-- Begin Given information --

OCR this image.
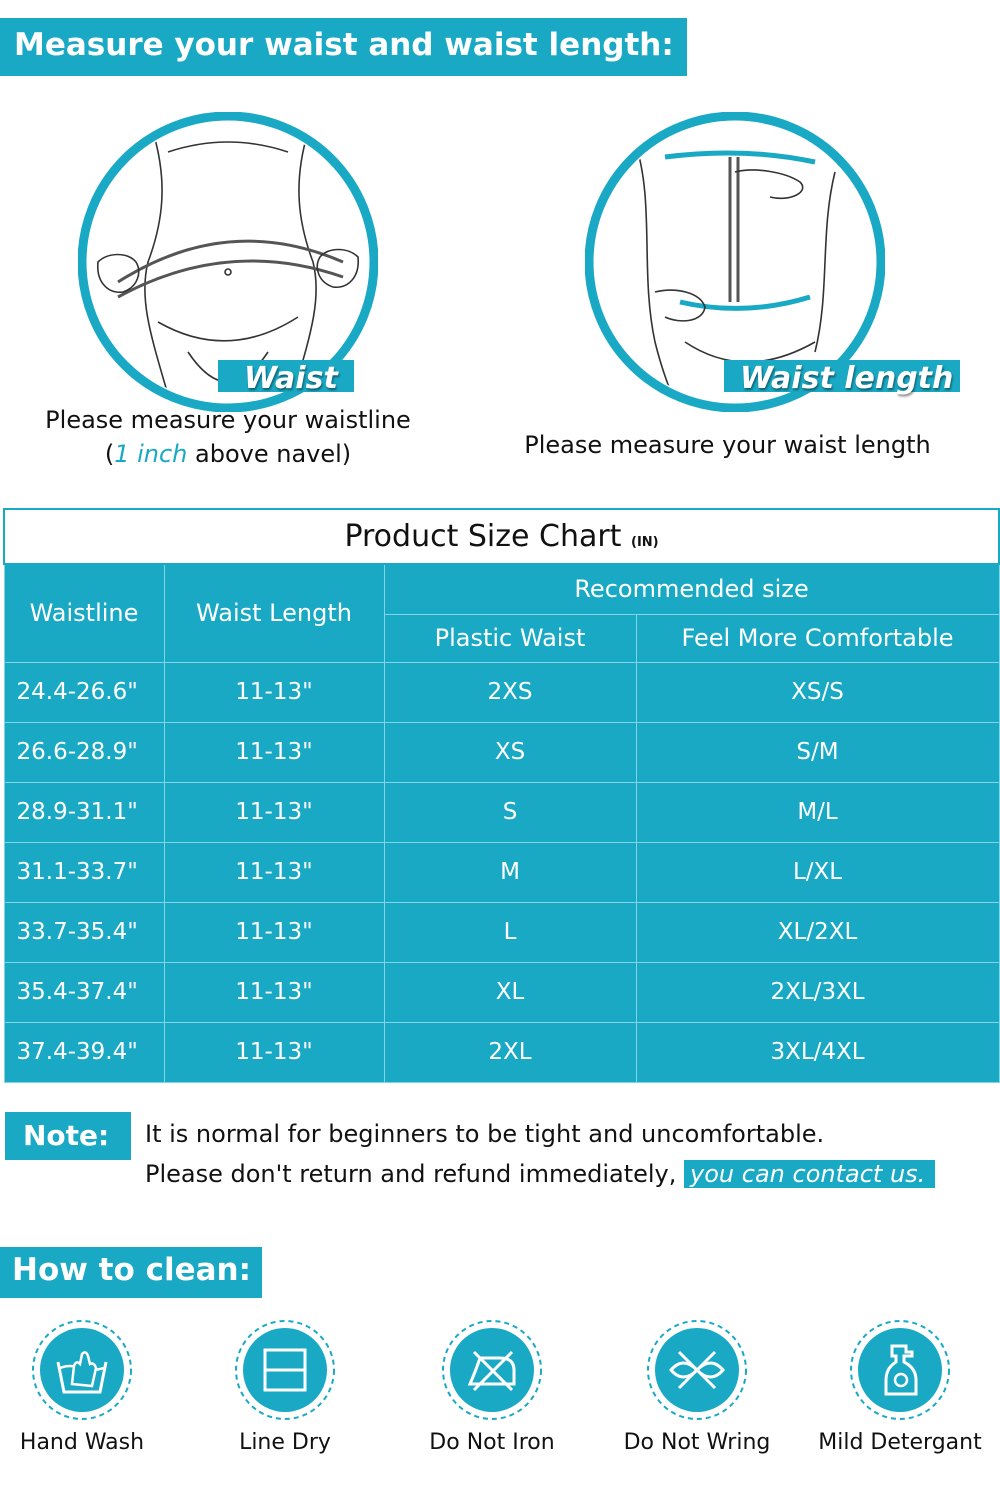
Measure your waist and waist length:
Waist	Waist length
Please measure your waistline
(1 inch above navel)	Please measure your waist length
Product Size Chart (IN)			
Waistline	Waist Length	Recommended size	
		Plastic Waist	Feel More Comfortable
24.4-26.6"	11-13"	2XS	XS/S
26.6-28.9"	11-13"	XS	S/M
28.9-31.1"	11-13"	S	M/L
31.1-33.7"	11-13"	M	L/XL
33.7-35.4"	11-13"	L	XL/2XL
35.4-37.4"	11-13"	XL	2XL/3XL
37.4-39.4"	11-13"	2XL	3XL/4XL
Note:	It is normal for beginners to be tight and uncomfortable.
Please don't return and refund immediately, you can contact us.
How to clean:
Hand Wash	Line Dry	Do Not Iron	Do Not Wring	Mild Detergant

-- End Given information --

*The task*
Do not include images; quote all of the entries above exactly.

*Expected answer*
OCR this image.
Measure your waist and waist length:
Waist	Waist length
Please measure your waistline
(1 inch above navel)	Please measure your waist length
Product Size Chart (IN)			
Waistline	Waist Length	Recommended size	
		Plastic Waist	Feel More Comfortable
24.4-26.6"	11-13"	2XS	XS/S
26.6-28.9"	11-13"	XS	S/M
28.9-31.1"	11-13"	S	M/L
31.1-33.7"	11-13"	M	L/XL
33.7-35.4"	11-13"	L	XL/2XL
35.4-37.4"	11-13"	XL	2XL/3XL
37.4-39.4"	11-13"	2XL	3XL/4XL
Note:	It is normal for beginners to be tight and uncomfortable.
Please don't return and refund immediately, you can contact us.
How to clean:
Hand Wash	Line Dry	Do Not Iron	Do Not Wring	Mild Detergant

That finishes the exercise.